■ Отрывок
У Мариши Ишимбаевой, моей школьной подруги, есть старшая сестра Лялька. Она смонтировала «Маленькую Веру» и множество других замечательных советских фильмов. Пока они с дочкой не свалили в Америку, у нее был муж Толя Заболоцкий заряженный человек с иконописной внешностью и подчеркнуто тихим, как бы робким голосом. Знаменит Толя был тем, что снимал как оператор «Калину красную» (и не только ее). Как-то, вернувшись из очередной командировки, где шли съемки фильма по по роману «Обрыв» Гончарова, он заехал к нам на Маяковку в возбужденном состоянии.
Снимали у тебя в родовом имении Подвязье. Я ничего подобного до сих пор нигде не видел. Там остались одни руины, но и по ним видно, что это было чудо, рассказывал Толя немного сумбурно, но очень интересно.
«Творческий человек, преувеличивает», подумал я. Но Анатолию пообещал, что обязательно съезжу туда.
Лет через тридцать, году в 2017-м, в Нижнем Новгороде проходила моя небольшая выставка. Тогда я впервые попал в знаменитый дом на обрыве, один из многих построенных моим прапрадедом Михаилом и другими Рукавишниковыми. Совсем недавно в нем закончили реставрацию: многое получилось странновато например, изумрудно-зеленый цвет стен. Но все равно приятно. Впрочем, я сам виноват, что все получилось неидеально. Когда реставрация только начиналась, мне предлагали поучаствовать, на что я запальчиво ответил: «Мы будем строить, а вы ломать. Потом еще просите помогать восстанавливать». Те, к кому я обратился те самые «вы» удивились, так как ломали их деды, а не они сами. Да и сравнивать мои финансовые возможности с прадедовскими смешно. Мы с папой часто иронизировали на эту тему. Он говорил: «Представляешь, как они на том свете смеются, глядя на нас, скребущихся здесь в поисках кедровых орешков?»

■ Фрагменты данных

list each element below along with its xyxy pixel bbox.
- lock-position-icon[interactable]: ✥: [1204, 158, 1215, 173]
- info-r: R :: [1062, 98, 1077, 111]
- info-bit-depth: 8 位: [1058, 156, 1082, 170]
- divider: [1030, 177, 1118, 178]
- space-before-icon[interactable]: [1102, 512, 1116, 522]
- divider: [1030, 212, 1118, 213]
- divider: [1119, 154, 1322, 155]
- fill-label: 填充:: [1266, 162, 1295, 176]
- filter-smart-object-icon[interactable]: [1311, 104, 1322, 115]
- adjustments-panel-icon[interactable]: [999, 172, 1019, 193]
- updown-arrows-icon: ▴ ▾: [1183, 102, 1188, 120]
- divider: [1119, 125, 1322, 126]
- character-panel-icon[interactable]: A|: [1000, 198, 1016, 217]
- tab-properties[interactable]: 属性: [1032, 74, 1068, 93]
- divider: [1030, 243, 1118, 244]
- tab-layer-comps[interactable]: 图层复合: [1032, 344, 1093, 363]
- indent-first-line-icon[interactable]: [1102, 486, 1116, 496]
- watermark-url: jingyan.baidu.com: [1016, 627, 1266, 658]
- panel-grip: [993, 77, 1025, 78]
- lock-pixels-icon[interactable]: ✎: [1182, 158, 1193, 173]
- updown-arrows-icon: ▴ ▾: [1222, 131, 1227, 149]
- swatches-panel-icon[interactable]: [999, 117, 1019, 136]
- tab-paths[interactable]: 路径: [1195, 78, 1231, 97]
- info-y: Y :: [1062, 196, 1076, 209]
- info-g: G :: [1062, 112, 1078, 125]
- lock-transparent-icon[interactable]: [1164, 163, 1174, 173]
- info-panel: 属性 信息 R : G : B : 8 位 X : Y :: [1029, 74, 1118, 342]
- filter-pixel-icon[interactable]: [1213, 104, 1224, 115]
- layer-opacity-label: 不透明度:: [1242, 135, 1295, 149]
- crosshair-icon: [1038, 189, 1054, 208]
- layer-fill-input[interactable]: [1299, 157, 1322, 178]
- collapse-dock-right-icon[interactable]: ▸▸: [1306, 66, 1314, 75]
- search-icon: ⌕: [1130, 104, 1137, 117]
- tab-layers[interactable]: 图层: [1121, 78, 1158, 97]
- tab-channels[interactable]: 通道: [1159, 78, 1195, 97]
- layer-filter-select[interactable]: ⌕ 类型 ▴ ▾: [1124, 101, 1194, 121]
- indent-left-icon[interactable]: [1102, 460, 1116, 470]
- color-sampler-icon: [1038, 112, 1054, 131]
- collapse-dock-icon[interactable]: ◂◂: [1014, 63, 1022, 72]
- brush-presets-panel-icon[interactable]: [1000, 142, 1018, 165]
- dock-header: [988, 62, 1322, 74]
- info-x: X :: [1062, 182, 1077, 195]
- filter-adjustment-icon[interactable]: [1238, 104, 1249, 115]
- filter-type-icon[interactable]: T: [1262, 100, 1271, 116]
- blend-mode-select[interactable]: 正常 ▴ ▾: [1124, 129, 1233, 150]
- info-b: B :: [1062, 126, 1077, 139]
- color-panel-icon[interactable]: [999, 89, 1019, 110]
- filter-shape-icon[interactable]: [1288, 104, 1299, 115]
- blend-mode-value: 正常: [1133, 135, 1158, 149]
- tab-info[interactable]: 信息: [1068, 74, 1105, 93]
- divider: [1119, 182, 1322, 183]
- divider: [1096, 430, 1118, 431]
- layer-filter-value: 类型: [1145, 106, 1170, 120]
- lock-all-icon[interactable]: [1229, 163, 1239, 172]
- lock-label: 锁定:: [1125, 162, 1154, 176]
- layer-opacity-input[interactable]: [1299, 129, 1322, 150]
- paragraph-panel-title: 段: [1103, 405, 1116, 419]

--

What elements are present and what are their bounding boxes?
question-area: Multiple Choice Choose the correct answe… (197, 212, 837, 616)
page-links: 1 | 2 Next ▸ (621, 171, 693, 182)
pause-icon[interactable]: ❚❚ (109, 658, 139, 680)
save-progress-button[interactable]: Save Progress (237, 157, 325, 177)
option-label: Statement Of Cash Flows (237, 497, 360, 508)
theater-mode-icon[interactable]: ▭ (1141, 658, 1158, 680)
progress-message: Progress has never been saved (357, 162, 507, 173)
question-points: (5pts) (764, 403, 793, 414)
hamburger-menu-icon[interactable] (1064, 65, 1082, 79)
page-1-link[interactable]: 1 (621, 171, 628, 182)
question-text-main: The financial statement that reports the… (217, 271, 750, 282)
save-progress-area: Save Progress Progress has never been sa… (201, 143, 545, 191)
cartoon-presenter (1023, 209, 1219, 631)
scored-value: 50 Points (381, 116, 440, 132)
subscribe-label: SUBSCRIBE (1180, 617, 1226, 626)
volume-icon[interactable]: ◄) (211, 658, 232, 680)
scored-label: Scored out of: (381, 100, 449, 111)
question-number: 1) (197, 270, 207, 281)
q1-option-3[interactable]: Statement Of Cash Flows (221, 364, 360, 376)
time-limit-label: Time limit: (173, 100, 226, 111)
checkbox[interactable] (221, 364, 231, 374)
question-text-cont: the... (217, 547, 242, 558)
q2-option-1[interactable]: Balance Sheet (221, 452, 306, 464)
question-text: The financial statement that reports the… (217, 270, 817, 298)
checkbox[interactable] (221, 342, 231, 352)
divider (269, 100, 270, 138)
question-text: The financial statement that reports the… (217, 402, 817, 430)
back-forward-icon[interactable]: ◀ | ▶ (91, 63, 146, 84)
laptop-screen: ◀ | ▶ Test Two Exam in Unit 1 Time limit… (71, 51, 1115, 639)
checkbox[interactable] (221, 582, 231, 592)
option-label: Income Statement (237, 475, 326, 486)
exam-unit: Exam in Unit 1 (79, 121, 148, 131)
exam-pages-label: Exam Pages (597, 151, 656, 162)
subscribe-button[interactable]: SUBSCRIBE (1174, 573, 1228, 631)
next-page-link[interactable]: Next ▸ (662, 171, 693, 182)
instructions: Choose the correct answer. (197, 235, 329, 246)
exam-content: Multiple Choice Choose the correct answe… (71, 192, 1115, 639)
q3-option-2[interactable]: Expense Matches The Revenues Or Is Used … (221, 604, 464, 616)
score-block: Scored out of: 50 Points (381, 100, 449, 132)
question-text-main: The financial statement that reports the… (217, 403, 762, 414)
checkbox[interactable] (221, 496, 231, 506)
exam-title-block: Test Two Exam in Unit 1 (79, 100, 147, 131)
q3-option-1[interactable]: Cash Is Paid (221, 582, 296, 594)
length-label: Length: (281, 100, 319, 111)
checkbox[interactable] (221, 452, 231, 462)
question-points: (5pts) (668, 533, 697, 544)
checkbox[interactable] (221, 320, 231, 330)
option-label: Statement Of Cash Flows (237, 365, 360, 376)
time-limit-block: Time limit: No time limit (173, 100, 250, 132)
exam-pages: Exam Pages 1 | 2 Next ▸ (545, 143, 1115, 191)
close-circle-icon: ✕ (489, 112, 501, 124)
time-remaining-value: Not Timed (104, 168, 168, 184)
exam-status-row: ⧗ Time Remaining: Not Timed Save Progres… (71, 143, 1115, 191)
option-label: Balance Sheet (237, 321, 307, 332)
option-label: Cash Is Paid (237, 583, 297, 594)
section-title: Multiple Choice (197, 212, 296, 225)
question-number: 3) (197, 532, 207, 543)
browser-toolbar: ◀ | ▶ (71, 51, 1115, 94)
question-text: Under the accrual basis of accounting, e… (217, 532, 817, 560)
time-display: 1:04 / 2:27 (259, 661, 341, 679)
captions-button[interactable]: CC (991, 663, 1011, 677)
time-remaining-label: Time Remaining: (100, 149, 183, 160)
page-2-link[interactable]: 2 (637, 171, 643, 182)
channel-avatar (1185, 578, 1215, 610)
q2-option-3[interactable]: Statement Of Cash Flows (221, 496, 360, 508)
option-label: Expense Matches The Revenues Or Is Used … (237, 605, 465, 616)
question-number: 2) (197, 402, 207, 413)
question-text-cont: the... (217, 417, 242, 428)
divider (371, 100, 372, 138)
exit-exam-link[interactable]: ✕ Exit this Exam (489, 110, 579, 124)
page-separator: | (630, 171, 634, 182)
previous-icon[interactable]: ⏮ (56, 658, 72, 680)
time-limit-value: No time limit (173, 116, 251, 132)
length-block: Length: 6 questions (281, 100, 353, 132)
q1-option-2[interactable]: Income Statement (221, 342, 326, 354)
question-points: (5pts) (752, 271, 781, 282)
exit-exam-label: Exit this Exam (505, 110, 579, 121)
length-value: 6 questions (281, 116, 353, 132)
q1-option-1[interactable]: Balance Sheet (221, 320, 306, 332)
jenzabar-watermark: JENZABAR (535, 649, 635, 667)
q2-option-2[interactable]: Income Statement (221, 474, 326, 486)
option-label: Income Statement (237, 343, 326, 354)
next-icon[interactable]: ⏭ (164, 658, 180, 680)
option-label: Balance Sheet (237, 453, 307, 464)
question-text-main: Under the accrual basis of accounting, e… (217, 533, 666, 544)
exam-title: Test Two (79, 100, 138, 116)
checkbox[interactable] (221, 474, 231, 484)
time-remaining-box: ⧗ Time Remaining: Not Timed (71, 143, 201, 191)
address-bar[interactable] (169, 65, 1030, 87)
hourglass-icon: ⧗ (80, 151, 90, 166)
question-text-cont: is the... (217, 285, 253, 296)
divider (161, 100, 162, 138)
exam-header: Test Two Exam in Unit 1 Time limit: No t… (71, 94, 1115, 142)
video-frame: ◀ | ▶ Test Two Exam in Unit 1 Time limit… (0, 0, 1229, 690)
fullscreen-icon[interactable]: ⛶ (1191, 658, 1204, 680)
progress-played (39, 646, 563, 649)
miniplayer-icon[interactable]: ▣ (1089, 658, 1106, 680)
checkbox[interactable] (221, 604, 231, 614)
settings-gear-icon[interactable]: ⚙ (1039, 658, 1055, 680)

==

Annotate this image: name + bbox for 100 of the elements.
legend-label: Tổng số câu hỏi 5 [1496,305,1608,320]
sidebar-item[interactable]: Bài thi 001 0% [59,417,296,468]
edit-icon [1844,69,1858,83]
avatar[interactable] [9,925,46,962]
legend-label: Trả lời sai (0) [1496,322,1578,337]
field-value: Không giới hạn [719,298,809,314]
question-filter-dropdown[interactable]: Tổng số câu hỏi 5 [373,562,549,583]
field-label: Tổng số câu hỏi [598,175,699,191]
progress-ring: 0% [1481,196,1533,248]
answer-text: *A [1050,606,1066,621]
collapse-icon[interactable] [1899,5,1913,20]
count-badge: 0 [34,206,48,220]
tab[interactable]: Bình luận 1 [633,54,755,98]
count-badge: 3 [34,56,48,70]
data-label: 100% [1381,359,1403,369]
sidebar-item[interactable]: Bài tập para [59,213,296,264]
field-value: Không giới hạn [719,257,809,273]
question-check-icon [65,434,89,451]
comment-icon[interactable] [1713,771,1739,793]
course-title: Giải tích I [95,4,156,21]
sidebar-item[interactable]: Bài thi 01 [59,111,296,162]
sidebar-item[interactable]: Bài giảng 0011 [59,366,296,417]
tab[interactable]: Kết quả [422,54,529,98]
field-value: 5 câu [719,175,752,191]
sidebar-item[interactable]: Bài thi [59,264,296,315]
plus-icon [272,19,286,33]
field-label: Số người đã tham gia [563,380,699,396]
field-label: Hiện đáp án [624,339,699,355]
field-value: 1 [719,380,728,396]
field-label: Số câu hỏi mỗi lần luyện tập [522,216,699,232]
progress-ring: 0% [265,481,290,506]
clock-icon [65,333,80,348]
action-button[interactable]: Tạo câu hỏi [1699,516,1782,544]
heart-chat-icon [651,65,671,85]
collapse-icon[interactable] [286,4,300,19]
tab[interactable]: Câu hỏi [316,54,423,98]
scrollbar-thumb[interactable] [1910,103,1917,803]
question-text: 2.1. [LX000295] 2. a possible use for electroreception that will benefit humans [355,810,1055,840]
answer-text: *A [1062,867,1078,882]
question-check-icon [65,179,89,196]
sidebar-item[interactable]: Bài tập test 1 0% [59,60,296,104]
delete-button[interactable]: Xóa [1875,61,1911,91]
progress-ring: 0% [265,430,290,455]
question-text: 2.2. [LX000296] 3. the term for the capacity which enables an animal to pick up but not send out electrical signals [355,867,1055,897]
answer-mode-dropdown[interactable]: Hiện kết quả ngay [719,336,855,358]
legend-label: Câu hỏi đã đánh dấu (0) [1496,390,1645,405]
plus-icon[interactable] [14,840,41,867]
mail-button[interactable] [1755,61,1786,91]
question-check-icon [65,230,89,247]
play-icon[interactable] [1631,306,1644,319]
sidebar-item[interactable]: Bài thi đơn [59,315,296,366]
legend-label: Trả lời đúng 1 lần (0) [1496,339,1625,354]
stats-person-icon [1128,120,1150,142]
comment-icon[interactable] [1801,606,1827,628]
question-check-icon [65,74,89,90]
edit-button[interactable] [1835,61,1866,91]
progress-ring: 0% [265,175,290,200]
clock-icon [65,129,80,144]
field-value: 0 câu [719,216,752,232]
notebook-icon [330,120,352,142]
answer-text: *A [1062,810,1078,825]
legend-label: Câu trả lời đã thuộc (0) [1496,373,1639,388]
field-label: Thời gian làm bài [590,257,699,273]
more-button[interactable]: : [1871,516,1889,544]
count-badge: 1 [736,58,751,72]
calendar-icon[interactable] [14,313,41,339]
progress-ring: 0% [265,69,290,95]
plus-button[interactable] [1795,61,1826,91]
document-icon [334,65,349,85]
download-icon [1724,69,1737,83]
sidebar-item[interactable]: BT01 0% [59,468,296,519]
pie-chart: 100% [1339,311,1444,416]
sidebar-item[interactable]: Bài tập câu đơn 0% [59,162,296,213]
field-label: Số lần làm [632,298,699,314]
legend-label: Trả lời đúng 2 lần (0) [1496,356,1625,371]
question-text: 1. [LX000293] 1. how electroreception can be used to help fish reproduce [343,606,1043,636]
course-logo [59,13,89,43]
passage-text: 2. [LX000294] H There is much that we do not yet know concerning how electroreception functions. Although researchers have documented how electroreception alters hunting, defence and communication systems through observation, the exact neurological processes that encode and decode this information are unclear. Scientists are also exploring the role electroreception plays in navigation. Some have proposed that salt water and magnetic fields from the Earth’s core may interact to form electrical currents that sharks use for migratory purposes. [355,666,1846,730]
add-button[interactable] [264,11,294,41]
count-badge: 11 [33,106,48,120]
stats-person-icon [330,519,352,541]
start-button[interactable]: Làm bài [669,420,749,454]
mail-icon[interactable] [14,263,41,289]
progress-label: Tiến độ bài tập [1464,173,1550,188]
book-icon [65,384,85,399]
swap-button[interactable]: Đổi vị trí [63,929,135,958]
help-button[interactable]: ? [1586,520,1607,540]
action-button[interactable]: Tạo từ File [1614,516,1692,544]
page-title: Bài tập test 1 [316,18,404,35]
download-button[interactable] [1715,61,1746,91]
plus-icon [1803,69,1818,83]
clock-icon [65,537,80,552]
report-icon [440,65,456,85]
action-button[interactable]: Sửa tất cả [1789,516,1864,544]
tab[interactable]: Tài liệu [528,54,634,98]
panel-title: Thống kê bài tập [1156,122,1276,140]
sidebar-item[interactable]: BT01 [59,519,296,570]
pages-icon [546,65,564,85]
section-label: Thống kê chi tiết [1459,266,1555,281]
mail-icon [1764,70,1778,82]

■ Условие задачи
Воспроизведите весь отрывок целиком, слово в слово и без каких-либо изменений.

■ Решение задачи
У Мариши Ишимбаевой, моей школьной подруги, есть старшая сестра Лялька. Она смонтировала «Маленькую Веру» и множество других замечательных советских фильмов. Пока они с дочкой не свалили в Америку, у нее был муж Толя Заболоцкий заряженный человек с иконописной внешностью и подчеркнуто тихим, как бы робким голосом. Знаменит Толя был тем, что снимал как оператор «Калину красную» (и не только ее). Как-то, вернувшись из очередной командировки, где шли съемки фильма по по роману «Обрыв» Гончарова, он заехал к нам на Маяковку в возбужденном состоянии.
Снимали у тебя в родовом имении Подвязье. Я ничего подобного до сих пор нигде не видел. Там остались одни руины, но и по ним видно, что это было чудо, рассказывал Толя немного сумбурно, но очень интересно.
«Творческий человек, преувеличивает», подумал я. Но Анатолию пообещал, что обязательно съезжу туда.
Лет через тридцать, году в 2017-м, в Нижнем Новгороде проходила моя небольшая выставка. Тогда я впервые попал в знаменитый дом на обрыве, один из многих построенных моим прапрадедом Михаилом и другими Рукавишниковыми. Совсем недавно в нем закончили реставрацию: многое получилось странновато например, изумрудно-зеленый цвет стен. Но все равно приятно. Впрочем, я сам виноват, что все получилось неидеально. Когда реставрация только начиналась, мне предлагали поучаствовать, на что я запальчиво ответил: «Мы будем строить, а вы ломать. Потом еще просите помогать восстанавливать». Те, к кому я обратился те самые «вы» удивились, так как ломали их деды, а не они сами. Да и сравнивать мои финансовые возможности с прадедовскими смешно. Мы с папой часто иронизировали на эту тему. Он говорил: «Представляешь, как они на том свете смеются, глядя на нас, скребущихся здесь в поисках кедровых орешков?»